---------- EXERCISE MATERIAL ----------

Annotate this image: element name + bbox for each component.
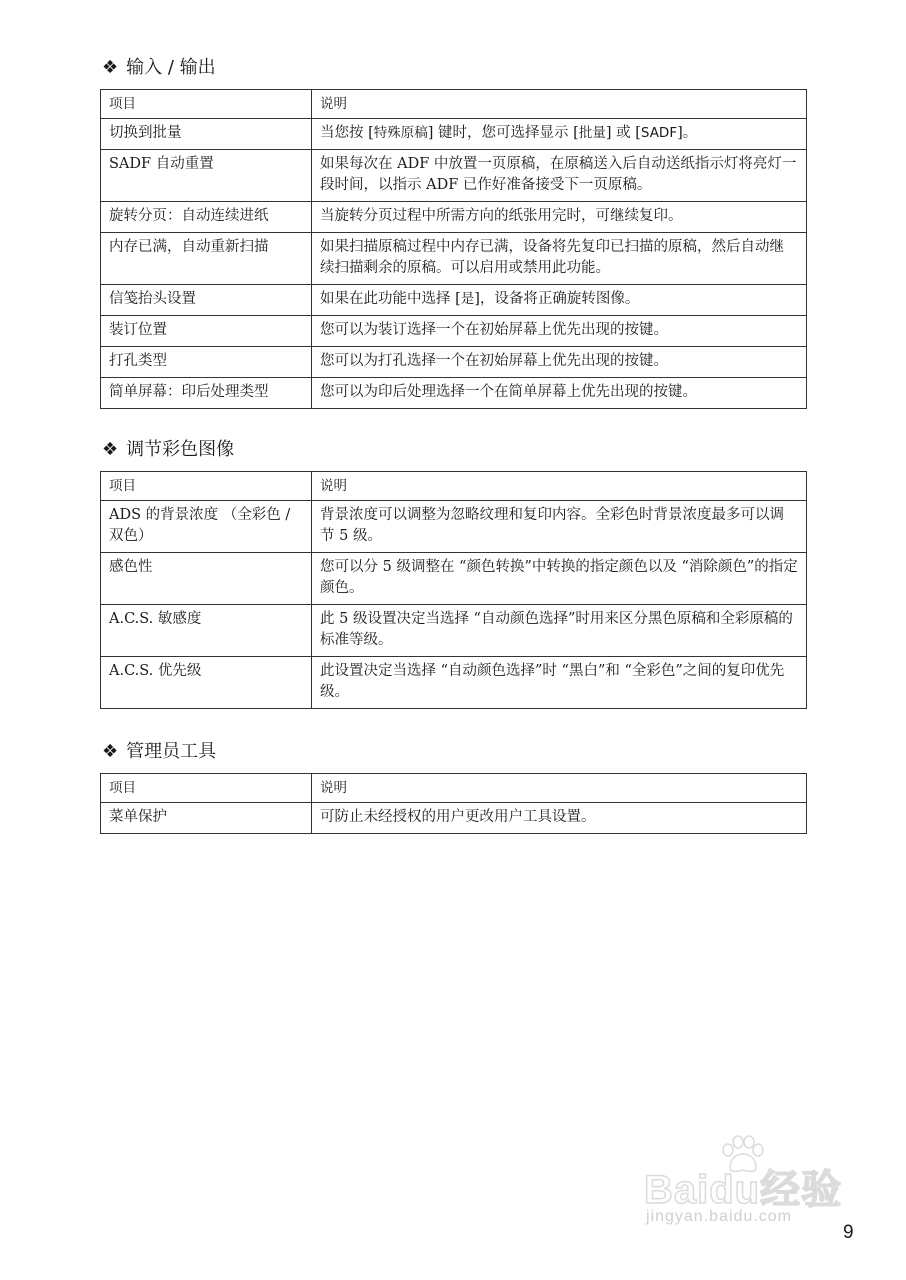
desc-cell: 可防止未经授权的用户更改用户工具设置。 xyxy=(312,803,807,834)
desc-cell: 如果每次在 ADF 中放置一页原稿，在原稿送入后自动送纸指示灯将亮灯一段时间，以指示 ADF 已作好准备接受下一页原稿。 xyxy=(312,150,807,202)
section-title: ❖ 调节彩色图像 xyxy=(102,439,235,460)
column-header-item: 项目 xyxy=(101,774,312,803)
table-header-row xyxy=(101,774,807,803)
settings-table xyxy=(100,89,807,409)
desc-cell: 当您按 [特殊原稿] 键时，您可选择显示 [批量] 或 [SADF]。 xyxy=(312,119,807,150)
item-cell: 装订位置 xyxy=(101,316,312,347)
desc-cell: 当旋转分页过程中所需方向的纸张用完时，可继续复印。 xyxy=(312,202,807,233)
desc-cell: 此设置决定当选择 “自动颜色选择”时 “黑白”和 “全彩色”之间的复印优先级。 xyxy=(312,657,807,709)
section-title: ❖ 管理员工具 xyxy=(102,741,217,762)
desc-cell: 此 5 级设置决定当选择 “自动颜色选择”时用来区分黑色原稿和全彩原稿的标准等级。 xyxy=(312,605,807,657)
item-cell: 旋转分页：自动连续进纸 xyxy=(101,202,312,233)
item-cell: A.C.S. 优先级 xyxy=(101,657,312,709)
item-cell: 简单屏幕：印后处理类型 xyxy=(101,378,312,409)
table-row xyxy=(101,202,807,233)
section-color-adjust xyxy=(100,436,806,709)
table-row xyxy=(101,803,807,834)
section-title: ❖ 输入 / 输出 xyxy=(102,57,216,78)
settings-table xyxy=(100,773,807,834)
table-header-row xyxy=(101,90,807,119)
watermark-url: jingyan.baidu.com xyxy=(646,1208,792,1225)
item-cell: 信笺抬头设置 xyxy=(101,285,312,316)
baidu-jingyan-watermark xyxy=(640,1130,870,1240)
item-cell: 菜单保护 xyxy=(101,803,312,834)
column-header-item: 项目 xyxy=(101,472,312,501)
key-label-batch: 批量 xyxy=(578,125,606,141)
desc-cell: 您可以为装订选择一个在初始屏幕上优先出现的按键。 xyxy=(312,316,807,347)
table-row xyxy=(101,233,807,285)
diamond-bullet-icon: ❖ xyxy=(102,57,119,78)
key-label-yes: 是 xyxy=(460,291,475,307)
column-header-item: 项目 xyxy=(101,90,312,119)
page-number: 9 xyxy=(843,1222,854,1243)
table-row xyxy=(101,501,807,553)
table-header-row xyxy=(101,472,807,501)
item-cell: ADS 的背景浓度 （全彩色 / 双色） xyxy=(101,501,312,553)
column-header-desc: 说明 xyxy=(312,774,807,803)
desc-cell: 您可以为印后处理选择一个在简单屏幕上优先出现的按键。 xyxy=(312,378,807,409)
table-row xyxy=(101,316,807,347)
table-row xyxy=(101,347,807,378)
watermark-logo: Baidu经验 xyxy=(644,1168,843,1212)
diamond-bullet-icon: ❖ xyxy=(102,439,119,460)
item-cell: 打孔类型 xyxy=(101,347,312,378)
table-row xyxy=(101,657,807,709)
table-row xyxy=(101,605,807,657)
section-admin-tools xyxy=(100,738,806,834)
column-header-desc: 说明 xyxy=(312,472,807,501)
desc-cell: 您可以分 5 级调整在 “颜色转换”中转换的指定颜色以及 “消除颜色”的指定颜色。 xyxy=(312,553,807,605)
section-input-output xyxy=(100,54,806,409)
table-row xyxy=(101,553,807,605)
desc-cell: 您可以为打孔选择一个在初始屏幕上优先出现的按键。 xyxy=(312,347,807,378)
item-cell: 切换到批量 xyxy=(101,119,312,150)
item-cell: 内存已满，自动重新扫描 xyxy=(101,233,312,285)
desc-cell: 如果在此功能中选择 [是]，设备将正确旋转图像。 xyxy=(312,285,807,316)
key-label-sadf: SADF xyxy=(640,125,678,141)
table-row xyxy=(101,285,807,316)
diamond-bullet-icon: ❖ xyxy=(102,741,119,762)
item-cell: 感色性 xyxy=(101,553,312,605)
settings-table xyxy=(100,471,807,709)
table-row xyxy=(101,378,807,409)
key-label-special-original: 特殊原稿 xyxy=(373,125,428,141)
desc-cell: 背景浓度可以调整为忽略纹理和复印内容。全彩色时背景浓度最多可以调节 5 级。 xyxy=(312,501,807,553)
column-header-desc: 说明 xyxy=(312,90,807,119)
desc-cell: 如果扫描原稿过程中内存已满，设备将先复印已扫描的原稿，然后自动继续扫描剩余的原稿。可以启用或禁用此功能。 xyxy=(312,233,807,285)
item-cell: A.C.S. 敏感度 xyxy=(101,605,312,657)
table-row xyxy=(101,119,807,150)
table-row xyxy=(101,150,807,202)
item-cell: SADF 自动重置 xyxy=(101,150,312,202)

----------

_PROBLEM TO SOLVE_: Copy every line of the records above word for word, except the pictures, which should be left out.

_ANSWER TO THIS EXERCISE_:
Annotate this image: element name + bbox for each component.
desc-cell: 可防止未经授权的用户更改用户工具设置。 xyxy=(312,803,807,834)
desc-cell: 如果每次在 ADF 中放置一页原稿，在原稿送入后自动送纸指示灯将亮灯一段时间，以指示 ADF 已作好准备接受下一页原稿。 xyxy=(312,150,807,202)
section-title: ❖ 调节彩色图像 xyxy=(102,439,235,460)
column-header-item: 项目 xyxy=(101,774,312,803)
table-header-row xyxy=(101,774,807,803)
settings-table xyxy=(100,89,807,409)
desc-cell: 当您按 [特殊原稿] 键时，您可选择显示 [批量] 或 [SADF]。 xyxy=(312,119,807,150)
item-cell: 装订位置 xyxy=(101,316,312,347)
desc-cell: 当旋转分页过程中所需方向的纸张用完时，可继续复印。 xyxy=(312,202,807,233)
desc-cell: 此设置决定当选择 “自动颜色选择”时 “黑白”和 “全彩色”之间的复印优先级。 xyxy=(312,657,807,709)
section-title: ❖ 管理员工具 xyxy=(102,741,217,762)
desc-cell: 此 5 级设置决定当选择 “自动颜色选择”时用来区分黑色原稿和全彩原稿的标准等级。 xyxy=(312,605,807,657)
item-cell: 旋转分页：自动连续进纸 xyxy=(101,202,312,233)
item-cell: A.C.S. 优先级 xyxy=(101,657,312,709)
item-cell: 简单屏幕：印后处理类型 xyxy=(101,378,312,409)
table-row xyxy=(101,202,807,233)
section-color-adjust xyxy=(100,436,806,709)
table-row xyxy=(101,803,807,834)
section-title: ❖ 输入 / 输出 xyxy=(102,57,216,78)
settings-table xyxy=(100,773,807,834)
table-header-row xyxy=(101,90,807,119)
watermark-url: jingyan.baidu.com xyxy=(646,1208,792,1225)
item-cell: 信笺抬头设置 xyxy=(101,285,312,316)
baidu-jingyan-watermark xyxy=(640,1130,870,1240)
item-cell: 菜单保护 xyxy=(101,803,312,834)
column-header-item: 项目 xyxy=(101,472,312,501)
key-label-batch: 批量 xyxy=(578,125,606,141)
desc-cell: 您可以为装订选择一个在初始屏幕上优先出现的按键。 xyxy=(312,316,807,347)
table-row xyxy=(101,233,807,285)
diamond-bullet-icon: ❖ xyxy=(102,57,119,78)
key-label-yes: 是 xyxy=(460,291,475,307)
column-header-item: 项目 xyxy=(101,90,312,119)
page-number: 9 xyxy=(843,1222,854,1243)
table-row xyxy=(101,501,807,553)
table-header-row xyxy=(101,472,807,501)
item-cell: ADS 的背景浓度 （全彩色 / 双色） xyxy=(101,501,312,553)
column-header-desc: 说明 xyxy=(312,774,807,803)
desc-cell: 您可以为印后处理选择一个在简单屏幕上优先出现的按键。 xyxy=(312,378,807,409)
table-row xyxy=(101,316,807,347)
table-row xyxy=(101,347,807,378)
watermark-logo: Baidu经验 xyxy=(644,1168,843,1212)
diamond-bullet-icon: ❖ xyxy=(102,439,119,460)
item-cell: 打孔类型 xyxy=(101,347,312,378)
table-row xyxy=(101,657,807,709)
table-row xyxy=(101,605,807,657)
section-admin-tools xyxy=(100,738,806,834)
column-header-desc: 说明 xyxy=(312,472,807,501)
desc-cell: 您可以分 5 级调整在 “颜色转换”中转换的指定颜色以及 “消除颜色”的指定颜色。 xyxy=(312,553,807,605)
section-input-output xyxy=(100,54,806,409)
table-row xyxy=(101,553,807,605)
desc-cell: 您可以为打孔选择一个在初始屏幕上优先出现的按键。 xyxy=(312,347,807,378)
item-cell: 切换到批量 xyxy=(101,119,312,150)
item-cell: 内存已满，自动重新扫描 xyxy=(101,233,312,285)
desc-cell: 如果在此功能中选择 [是]，设备将正确旋转图像。 xyxy=(312,285,807,316)
key-label-sadf: SADF xyxy=(640,125,678,141)
table-row xyxy=(101,285,807,316)
diamond-bullet-icon: ❖ xyxy=(102,741,119,762)
item-cell: 感色性 xyxy=(101,553,312,605)
settings-table xyxy=(100,471,807,709)
table-row xyxy=(101,378,807,409)
key-label-special-original: 特殊原稿 xyxy=(373,125,428,141)
desc-cell: 背景浓度可以调整为忽略纹理和复印内容。全彩色时背景浓度最多可以调节 5 级。 xyxy=(312,501,807,553)
column-header-desc: 说明 xyxy=(312,90,807,119)
desc-cell: 如果扫描原稿过程中内存已满，设备将先复印已扫描的原稿，然后自动继续扫描剩余的原稿。可以启用或禁用此功能。 xyxy=(312,233,807,285)
item-cell: A.C.S. 敏感度 xyxy=(101,605,312,657)
table-row xyxy=(101,119,807,150)
table-row xyxy=(101,150,807,202)
item-cell: SADF 自动重置 xyxy=(101,150,312,202)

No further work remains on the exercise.